• [MATERIAL PROVIDED]

* * *

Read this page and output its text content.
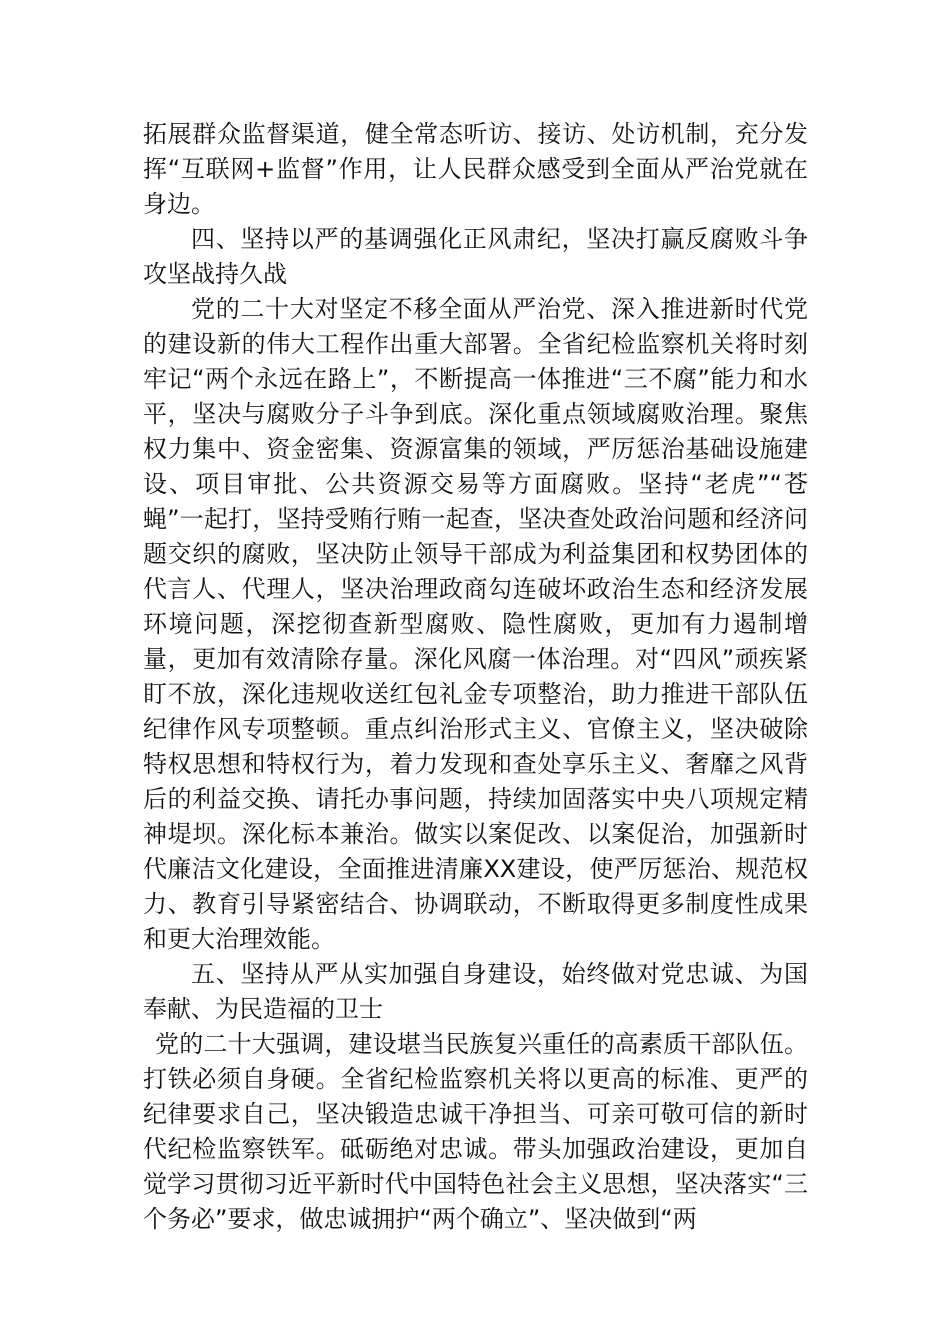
拓展群众监督渠道，健全常态听访、接访、处访机制，充分发挥“互联网+监督”作用，让人民群众感受到全面从严治党就在身边。

四、坚持以严的基调强化正风肃纪，坚决打赢反腐败斗争攻坚战持久战

党的二十大对坚定不移全面从严治党、深入推进新时代党的建设新的伟大工程作出重大部署。全省纪检监察机关将时刻牢记“两个永远在路上”，不断提高一体推进“三不腐”能力和水平，坚决与腐败分子斗争到底。深化重点领域腐败治理。聚焦权力集中、资金密集、资源富集的领域，严厉惩治基础设施建设、项目审批、公共资源交易等方面腐败。坚持“老虎”“苍蝇”一起打，坚持受贿行贿一起查，坚决查处政治问题和经济问题交织的腐败，坚决防止领导干部成为利益集团和权势团体的代言人、代理人，坚决治理政商勾连破坏政治生态和经济发展环境问题，深挖彻查新型腐败、隐性腐败，更加有力遏制增量，更加有效清除存量。深化风腐一体治理。对“四风”顽疾紧盯不放，深化违规收送红包礼金专项整治，助力推进干部队伍纪律作风专项整顿。重点纠治形式主义、官僚主义，坚决破除特权思想和特权行为，着力发现和查处享乐主义、奢靡之风背后的利益交换、请托办事问题，持续加固落实中央八项规定精神堤坝。深化标本兼治。做实以案促改、以案促治，加强新时代廉洁文化建设，全面推进清廉XX建设，使严厉惩治、规范权力、教育引导紧密结合、协调联动，不断取得更多制度性成果和更大治理效能。

五、坚持从严从实加强自身建设，始终做对党忠诚、为国奉献、为民造福的卫士

党的二十大强调，建设堪当民族复兴重任的高素质干部队伍。打铁必须自身硬。全省纪检监察机关将以更高的标准、更严的纪律要求自己，坚决锻造忠诚干净担当、可亲可敬可信的新时代纪检监察铁军。砥砺绝对忠诚。带头加强政治建设，更加自觉学习贯彻习近平新时代中国特色社会主义思想，坚决落实“三个务必”要求，做忠诚拥护“两个确立”、坚决做到“两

* * *

• [TASK TO CARRY OUT] Copy every record above exactly, leaving out any pictures.

• [ANSWER]
Read this page and output its text content.
拓展群众监督渠道，健全常态听访、接访、处访机制，充分发挥“互联网+监督”作用，让人民群众感受到全面从严治党就在身边。

四、坚持以严的基调强化正风肃纪，坚决打赢反腐败斗争攻坚战持久战

党的二十大对坚定不移全面从严治党、深入推进新时代党的建设新的伟大工程作出重大部署。全省纪检监察机关将时刻牢记“两个永远在路上”，不断提高一体推进“三不腐”能力和水平，坚决与腐败分子斗争到底。深化重点领域腐败治理。聚焦权力集中、资金密集、资源富集的领域，严厉惩治基础设施建设、项目审批、公共资源交易等方面腐败。坚持“老虎”“苍蝇”一起打，坚持受贿行贿一起查，坚决查处政治问题和经济问题交织的腐败，坚决防止领导干部成为利益集团和权势团体的代言人、代理人，坚决治理政商勾连破坏政治生态和经济发展环境问题，深挖彻查新型腐败、隐性腐败，更加有力遏制增量，更加有效清除存量。深化风腐一体治理。对“四风”顽疾紧盯不放，深化违规收送红包礼金专项整治，助力推进干部队伍纪律作风专项整顿。重点纠治形式主义、官僚主义，坚决破除特权思想和特权行为，着力发现和查处享乐主义、奢靡之风背后的利益交换、请托办事问题，持续加固落实中央八项规定精神堤坝。深化标本兼治。做实以案促改、以案促治，加强新时代廉洁文化建设，全面推进清廉XX建设，使严厉惩治、规范权力、教育引导紧密结合、协调联动，不断取得更多制度性成果和更大治理效能。

五、坚持从严从实加强自身建设，始终做对党忠诚、为国奉献、为民造福的卫士

党的二十大强调，建设堪当民族复兴重任的高素质干部队伍。打铁必须自身硬。全省纪检监察机关将以更高的标准、更严的纪律要求自己，坚决锻造忠诚干净担当、可亲可敬可信的新时代纪检监察铁军。砥砺绝对忠诚。带头加强政治建设，更加自觉学习贯彻习近平新时代中国特色社会主义思想，坚决落实“三个务必”要求，做忠诚拥护“两个确立”、坚决做到“两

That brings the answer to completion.